## Trecho da página
As empresas argumentam que suas plataformas apenas intermediam a ligação entre os clientes e aqueles que fornecem o serviço e que funcionam como “parceiros” das categorias e que o “termo de uso” assinado pelos trabalhadores não se configura como um contrato de trabalho.

Na prática, os entregadores assumem os custos dos meios de produção que caberiam a quem aufere lucro nesse “modelo de negócio”. Um modelo virtual sustentado num trabalho real exaustivo, sem vínculo, sem hora, sem direitos. Apenas corpos e trabalho insalubre a serviço de um patrão invisível. Sobre os ombros dos trabalhadores estão os custos das motos, bicicletas, capacetes, mochila, celular, roupas para a chuva, alimentação, despesas com danos de equipamentos e materiais e com acidentes e adoecimento decorrentes do trabalho. Até as bags, bolsas que transportam as entregas e divulgam a marca das empresas, saem do bolso dos supostos empreendedores.

Na pauta dos protestos, a demanda por remuneração maior por serviço, seguro em caso de roubo, acidente e morte, auxílio-saúde dentro e fora da pandemia (com liberação de Equipamentos de Proteção Individual – EPIs) e ainda o fim das retaliações e dos bloqueios indevidos. Os trabalhadores reclamam das condições desiguais entre as partes em decorrência de gestões pouco transparentes, baixas taxas de remuneração e falta de segurança e proteção.

Pesquisas têm sido feitas sobre o fenômeno da precarização em atividades econômicas e categorias profissionais conhecido como “uberização do trabalho”, numa referência ao aplicativo de transporte Uber, um dos pioneiros desse modelo. Um estudo conjunto entre pesquisadores da Fiocruz, Universidade Federal do Rio de Janeiro (UFRJ), Universidade Federal Fluminense (UFF) e Universidade Federal Rural do Rio de Janeiro (UFRRJ) sobre “Saúde e Direitos dos Trabalhadores em Tempos de Plataformas Digitais: um olhar sobre a atividade”, com os resultados ainda em fase de análise, e que investiga a situação de outras categorias, como a dos transportadores, encontrou evidências que confirmam as queixas dos entregadores.

Os contratos estabelecidos contornam o ordenamento legal das relações de trabalho e permitem novas formas de exploração e expropriação do trabalho, constatam os pesquisadores. A empresa contratante se desresponsabiliza por formação profissional, seguro contra acidentes e roubos, assistência à saúde do trabalhador e descanso remunerado. Os mecanismos de pontuação são um risco à saúde dos trabalhadores. Para pontuar e ganhar mais entregas é preciso estar sempre disponíveis, trabalhar sem descanso todos os dias da semana. Os entregadores podem ficar até 12 horas à disposição das empresas sem receber pedidos e os critérios para a demanda por entregas ou até a suspensão do uso dos serviços não são transparentes.

## Informações fornecidas

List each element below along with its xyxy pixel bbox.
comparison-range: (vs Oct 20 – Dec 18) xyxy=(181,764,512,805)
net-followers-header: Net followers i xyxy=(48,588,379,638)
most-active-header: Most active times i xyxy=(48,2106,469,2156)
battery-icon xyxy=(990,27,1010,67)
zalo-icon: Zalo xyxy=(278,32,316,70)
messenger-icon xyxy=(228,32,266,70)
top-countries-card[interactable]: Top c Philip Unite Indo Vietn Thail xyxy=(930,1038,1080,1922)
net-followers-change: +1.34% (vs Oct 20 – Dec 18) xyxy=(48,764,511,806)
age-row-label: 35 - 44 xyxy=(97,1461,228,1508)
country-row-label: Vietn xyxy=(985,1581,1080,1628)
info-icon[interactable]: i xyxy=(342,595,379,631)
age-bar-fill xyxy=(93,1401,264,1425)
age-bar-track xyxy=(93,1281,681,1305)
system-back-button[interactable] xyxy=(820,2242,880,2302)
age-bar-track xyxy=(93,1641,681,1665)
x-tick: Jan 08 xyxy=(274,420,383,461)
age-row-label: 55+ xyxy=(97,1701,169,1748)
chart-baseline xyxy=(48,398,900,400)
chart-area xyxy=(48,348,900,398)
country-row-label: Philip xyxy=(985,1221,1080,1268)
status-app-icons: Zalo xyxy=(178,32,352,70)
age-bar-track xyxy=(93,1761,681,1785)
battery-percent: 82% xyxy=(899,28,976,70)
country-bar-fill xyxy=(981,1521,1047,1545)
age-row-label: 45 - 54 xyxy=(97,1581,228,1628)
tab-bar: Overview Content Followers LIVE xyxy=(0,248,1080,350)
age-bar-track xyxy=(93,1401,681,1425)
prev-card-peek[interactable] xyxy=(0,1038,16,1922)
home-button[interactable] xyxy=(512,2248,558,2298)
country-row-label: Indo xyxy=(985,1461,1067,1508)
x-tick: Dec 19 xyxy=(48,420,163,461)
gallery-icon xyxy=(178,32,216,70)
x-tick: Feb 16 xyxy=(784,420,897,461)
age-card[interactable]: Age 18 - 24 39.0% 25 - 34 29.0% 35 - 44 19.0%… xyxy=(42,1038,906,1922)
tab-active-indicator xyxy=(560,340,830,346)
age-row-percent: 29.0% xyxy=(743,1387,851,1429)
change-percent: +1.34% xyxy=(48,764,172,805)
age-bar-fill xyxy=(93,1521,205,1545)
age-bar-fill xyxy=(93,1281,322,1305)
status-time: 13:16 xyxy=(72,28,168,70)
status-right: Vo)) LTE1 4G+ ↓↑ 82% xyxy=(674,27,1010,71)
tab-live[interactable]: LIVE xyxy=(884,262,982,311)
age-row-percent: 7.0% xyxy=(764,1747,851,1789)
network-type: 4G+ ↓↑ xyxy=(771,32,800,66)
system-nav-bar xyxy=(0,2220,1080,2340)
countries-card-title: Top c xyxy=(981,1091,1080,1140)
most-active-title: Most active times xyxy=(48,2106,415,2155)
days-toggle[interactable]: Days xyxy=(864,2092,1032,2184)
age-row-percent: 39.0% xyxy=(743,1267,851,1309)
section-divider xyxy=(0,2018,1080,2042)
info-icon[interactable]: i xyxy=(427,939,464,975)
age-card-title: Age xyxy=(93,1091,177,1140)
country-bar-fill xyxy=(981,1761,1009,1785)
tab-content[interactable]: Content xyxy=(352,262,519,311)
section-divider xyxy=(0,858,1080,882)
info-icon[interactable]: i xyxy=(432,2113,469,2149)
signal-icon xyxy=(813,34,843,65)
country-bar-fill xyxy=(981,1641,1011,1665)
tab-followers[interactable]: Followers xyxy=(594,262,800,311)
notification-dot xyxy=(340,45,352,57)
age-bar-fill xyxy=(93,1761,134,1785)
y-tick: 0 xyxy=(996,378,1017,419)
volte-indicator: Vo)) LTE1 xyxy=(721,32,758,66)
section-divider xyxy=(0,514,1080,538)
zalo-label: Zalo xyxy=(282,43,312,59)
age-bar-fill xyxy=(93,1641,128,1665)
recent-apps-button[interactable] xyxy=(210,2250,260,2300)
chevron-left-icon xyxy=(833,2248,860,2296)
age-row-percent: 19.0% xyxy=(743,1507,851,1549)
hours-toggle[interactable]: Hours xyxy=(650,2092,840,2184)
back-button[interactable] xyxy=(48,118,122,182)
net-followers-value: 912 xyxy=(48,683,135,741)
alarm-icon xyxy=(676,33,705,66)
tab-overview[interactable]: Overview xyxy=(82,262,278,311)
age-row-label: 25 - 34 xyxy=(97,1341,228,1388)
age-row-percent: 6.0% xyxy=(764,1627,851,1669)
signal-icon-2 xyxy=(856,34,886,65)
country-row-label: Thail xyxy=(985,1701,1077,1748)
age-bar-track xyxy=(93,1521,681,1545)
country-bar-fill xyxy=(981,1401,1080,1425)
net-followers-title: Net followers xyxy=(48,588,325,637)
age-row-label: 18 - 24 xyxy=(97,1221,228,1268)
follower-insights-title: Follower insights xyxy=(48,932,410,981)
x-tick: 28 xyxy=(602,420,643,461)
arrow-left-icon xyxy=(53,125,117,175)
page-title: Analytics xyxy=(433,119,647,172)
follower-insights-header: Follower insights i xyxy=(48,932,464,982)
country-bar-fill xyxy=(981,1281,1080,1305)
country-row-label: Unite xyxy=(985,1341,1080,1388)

## Tarefas do exercício
• 1. Quais são as instituições que, segundo o texto sobre os entregadores de aplicativo, participam do estudo conjunto sobre saúde e direitos dos trabalhadores?
• 2. De acordo com o texto sobre os entregadores de aplicativo, por quanto tempo os entregadores podem ficar à disposição das empresas sem receber pedidos?
• 3. Repita o trecho do texto sobre os entregadores de aplicativo que começa em "Na pauta dos" e termina em "segurança e proteção.".

## Respostas das tarefas
• 1. Fiocruz; Universidade Federal do Rio de Janeiro (UFRJ); Universidade Federal Fluminense (UFF); Universidade Federal Rural do Rio de Janeiro (UFRRJ)

• 2. Até 12 horas.

• 3.
Na pauta dos protestos, a demanda por remuneração maior por serviço, seguro em caso de roubo, acidente e morte, auxílio-saúde dentro e fora da pandemia (com liberação de Equipamentos de Proteção Individual – EPIs) e ainda o fim das retaliações e dos bloqueios indevidos. Os trabalhadores reclamam das condições desiguais entre as partes em decorrência de gestões pouco transparentes, baixas taxas de remuneração e falta de segurança e proteção.